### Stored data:

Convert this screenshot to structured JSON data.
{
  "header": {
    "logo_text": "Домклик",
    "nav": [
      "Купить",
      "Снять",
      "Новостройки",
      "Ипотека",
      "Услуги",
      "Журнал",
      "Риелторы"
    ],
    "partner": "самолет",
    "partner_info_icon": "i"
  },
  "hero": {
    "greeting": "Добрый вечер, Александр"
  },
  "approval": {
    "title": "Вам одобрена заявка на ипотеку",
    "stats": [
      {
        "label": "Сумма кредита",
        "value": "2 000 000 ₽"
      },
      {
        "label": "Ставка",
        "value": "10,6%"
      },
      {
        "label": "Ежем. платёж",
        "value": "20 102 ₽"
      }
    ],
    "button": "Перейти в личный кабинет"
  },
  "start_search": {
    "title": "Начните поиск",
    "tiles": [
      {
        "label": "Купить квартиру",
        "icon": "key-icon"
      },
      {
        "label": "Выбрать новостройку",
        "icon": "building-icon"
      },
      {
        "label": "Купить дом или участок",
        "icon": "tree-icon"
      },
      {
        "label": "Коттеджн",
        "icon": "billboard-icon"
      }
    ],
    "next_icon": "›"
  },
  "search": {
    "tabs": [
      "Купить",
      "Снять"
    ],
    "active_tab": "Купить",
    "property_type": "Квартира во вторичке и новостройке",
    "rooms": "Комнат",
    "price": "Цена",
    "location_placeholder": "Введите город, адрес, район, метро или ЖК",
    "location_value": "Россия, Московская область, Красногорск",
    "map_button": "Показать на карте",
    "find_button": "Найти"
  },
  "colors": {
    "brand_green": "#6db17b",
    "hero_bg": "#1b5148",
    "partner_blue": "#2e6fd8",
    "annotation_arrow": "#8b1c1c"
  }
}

### Challenge:
Copy every line from the entries that contains the word "Купить".

### Solution to this problem:
      "Купить",
        "label": "Купить квартиру",
        "label": "Купить дом или участок",
      "Купить",
    "active_tab": "Купить",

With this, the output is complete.